Source records
#####

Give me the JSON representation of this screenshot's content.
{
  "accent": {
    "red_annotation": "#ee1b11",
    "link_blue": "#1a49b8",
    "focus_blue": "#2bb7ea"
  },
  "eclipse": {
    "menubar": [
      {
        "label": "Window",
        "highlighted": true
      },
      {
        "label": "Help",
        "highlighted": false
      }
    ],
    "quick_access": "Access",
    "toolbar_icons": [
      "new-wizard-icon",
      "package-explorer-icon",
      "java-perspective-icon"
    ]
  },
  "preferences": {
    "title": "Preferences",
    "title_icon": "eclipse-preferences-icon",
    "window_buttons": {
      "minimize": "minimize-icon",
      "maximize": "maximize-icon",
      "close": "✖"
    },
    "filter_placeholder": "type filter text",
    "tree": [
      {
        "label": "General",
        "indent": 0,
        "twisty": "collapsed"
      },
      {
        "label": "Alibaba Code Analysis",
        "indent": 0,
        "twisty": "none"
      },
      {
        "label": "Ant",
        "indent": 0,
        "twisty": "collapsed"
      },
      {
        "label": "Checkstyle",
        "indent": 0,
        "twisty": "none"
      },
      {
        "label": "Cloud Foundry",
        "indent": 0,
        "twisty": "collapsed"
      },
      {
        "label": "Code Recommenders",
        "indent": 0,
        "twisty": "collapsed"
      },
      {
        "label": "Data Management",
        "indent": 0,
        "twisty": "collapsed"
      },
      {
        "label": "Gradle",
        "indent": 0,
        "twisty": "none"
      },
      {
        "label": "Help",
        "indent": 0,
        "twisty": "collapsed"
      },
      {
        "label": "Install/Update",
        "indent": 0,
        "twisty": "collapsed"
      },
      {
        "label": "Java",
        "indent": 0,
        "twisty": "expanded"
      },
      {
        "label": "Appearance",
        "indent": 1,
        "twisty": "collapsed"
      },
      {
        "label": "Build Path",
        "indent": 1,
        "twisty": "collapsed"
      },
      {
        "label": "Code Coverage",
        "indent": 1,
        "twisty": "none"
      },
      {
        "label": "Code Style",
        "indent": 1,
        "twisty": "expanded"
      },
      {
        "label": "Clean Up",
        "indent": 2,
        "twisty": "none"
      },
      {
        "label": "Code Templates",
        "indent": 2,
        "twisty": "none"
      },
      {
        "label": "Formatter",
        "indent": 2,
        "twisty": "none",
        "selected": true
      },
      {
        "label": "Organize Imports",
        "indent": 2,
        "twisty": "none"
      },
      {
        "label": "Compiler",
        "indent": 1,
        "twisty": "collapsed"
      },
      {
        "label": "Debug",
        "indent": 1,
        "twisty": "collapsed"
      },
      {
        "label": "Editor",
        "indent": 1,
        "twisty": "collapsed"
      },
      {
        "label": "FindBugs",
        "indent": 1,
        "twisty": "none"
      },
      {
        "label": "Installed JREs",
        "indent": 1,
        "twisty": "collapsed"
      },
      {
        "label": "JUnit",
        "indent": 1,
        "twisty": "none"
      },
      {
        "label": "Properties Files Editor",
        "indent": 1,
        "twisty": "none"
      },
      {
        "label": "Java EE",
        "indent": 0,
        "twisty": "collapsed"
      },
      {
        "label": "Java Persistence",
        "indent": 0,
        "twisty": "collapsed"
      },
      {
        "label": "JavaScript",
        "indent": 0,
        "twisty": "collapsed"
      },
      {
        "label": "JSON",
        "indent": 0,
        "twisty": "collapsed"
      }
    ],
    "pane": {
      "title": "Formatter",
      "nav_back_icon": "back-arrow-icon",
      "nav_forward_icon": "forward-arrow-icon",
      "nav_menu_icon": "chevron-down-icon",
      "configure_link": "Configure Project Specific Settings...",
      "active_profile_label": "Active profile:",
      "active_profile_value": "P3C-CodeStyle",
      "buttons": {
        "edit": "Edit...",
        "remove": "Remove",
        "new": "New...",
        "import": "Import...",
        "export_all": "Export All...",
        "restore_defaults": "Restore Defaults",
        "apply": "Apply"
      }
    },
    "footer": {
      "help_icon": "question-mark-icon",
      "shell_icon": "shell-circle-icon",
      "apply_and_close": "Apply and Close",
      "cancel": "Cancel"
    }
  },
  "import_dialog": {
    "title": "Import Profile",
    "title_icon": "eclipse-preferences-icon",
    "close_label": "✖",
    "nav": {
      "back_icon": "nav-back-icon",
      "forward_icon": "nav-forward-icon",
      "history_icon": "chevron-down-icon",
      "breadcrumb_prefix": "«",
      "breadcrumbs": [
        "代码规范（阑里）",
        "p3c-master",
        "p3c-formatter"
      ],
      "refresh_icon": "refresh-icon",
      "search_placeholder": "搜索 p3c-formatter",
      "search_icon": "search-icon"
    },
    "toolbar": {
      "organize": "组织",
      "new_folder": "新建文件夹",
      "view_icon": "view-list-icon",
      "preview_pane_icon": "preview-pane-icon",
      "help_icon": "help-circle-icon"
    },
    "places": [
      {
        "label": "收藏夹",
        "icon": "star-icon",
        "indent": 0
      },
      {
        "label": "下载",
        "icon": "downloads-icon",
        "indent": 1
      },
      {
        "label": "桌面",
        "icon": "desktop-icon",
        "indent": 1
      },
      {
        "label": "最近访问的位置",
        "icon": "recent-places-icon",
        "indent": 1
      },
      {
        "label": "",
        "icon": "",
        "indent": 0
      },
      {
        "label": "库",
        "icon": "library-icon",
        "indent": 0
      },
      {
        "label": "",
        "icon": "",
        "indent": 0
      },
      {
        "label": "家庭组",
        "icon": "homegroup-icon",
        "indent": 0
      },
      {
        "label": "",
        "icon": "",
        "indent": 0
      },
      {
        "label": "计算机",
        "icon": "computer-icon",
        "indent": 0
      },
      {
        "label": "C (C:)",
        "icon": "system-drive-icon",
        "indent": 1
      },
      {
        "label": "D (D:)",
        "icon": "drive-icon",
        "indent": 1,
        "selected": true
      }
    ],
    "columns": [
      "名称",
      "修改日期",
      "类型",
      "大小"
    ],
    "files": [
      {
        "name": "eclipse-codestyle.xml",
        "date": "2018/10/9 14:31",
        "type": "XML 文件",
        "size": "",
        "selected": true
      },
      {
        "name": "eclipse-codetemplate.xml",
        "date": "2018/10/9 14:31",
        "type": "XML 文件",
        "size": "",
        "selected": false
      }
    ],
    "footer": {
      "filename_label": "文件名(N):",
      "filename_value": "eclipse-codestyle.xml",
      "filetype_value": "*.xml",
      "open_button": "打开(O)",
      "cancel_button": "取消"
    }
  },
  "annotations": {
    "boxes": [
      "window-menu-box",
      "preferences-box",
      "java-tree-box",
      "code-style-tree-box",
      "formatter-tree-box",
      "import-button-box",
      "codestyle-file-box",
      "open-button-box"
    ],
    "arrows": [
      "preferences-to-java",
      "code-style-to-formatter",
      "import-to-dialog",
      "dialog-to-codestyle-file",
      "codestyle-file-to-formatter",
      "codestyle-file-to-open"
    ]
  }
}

#####

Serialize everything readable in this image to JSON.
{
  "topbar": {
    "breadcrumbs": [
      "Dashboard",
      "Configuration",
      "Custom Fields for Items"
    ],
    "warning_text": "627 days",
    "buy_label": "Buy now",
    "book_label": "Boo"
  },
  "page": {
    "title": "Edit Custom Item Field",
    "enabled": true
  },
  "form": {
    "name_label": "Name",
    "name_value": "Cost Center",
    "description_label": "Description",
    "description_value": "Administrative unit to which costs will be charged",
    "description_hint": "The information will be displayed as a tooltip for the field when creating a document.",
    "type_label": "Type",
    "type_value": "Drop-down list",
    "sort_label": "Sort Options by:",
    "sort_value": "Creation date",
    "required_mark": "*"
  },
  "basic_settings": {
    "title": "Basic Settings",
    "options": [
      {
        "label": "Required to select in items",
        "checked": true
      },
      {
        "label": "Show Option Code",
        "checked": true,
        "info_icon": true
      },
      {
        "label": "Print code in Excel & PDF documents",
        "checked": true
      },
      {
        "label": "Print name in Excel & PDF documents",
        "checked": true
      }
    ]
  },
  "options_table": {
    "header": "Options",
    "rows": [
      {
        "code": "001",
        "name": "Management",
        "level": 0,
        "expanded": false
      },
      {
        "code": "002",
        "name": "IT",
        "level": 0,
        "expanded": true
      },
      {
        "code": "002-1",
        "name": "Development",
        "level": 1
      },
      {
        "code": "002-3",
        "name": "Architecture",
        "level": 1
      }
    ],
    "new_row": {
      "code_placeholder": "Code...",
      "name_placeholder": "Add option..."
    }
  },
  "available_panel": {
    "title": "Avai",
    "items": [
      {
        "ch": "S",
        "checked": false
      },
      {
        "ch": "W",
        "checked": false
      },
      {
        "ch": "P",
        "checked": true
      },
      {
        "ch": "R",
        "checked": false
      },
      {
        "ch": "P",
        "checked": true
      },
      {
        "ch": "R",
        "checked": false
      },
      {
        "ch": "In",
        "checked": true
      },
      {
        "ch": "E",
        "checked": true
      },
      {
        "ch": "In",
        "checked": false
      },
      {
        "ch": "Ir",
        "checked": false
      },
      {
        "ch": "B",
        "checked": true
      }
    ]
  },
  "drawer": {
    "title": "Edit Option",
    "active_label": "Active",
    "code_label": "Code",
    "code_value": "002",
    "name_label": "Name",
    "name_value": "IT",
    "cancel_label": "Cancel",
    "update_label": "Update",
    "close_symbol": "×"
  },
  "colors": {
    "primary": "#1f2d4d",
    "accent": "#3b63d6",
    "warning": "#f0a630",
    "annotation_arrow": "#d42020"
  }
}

#####

**Problem**
Copy out every line of the material above that mentions the word "chevron".

**Solution to this exercise**
      "nav_menu_icon": "chevron-down-icon",
      "history_icon": "chevron-down-icon",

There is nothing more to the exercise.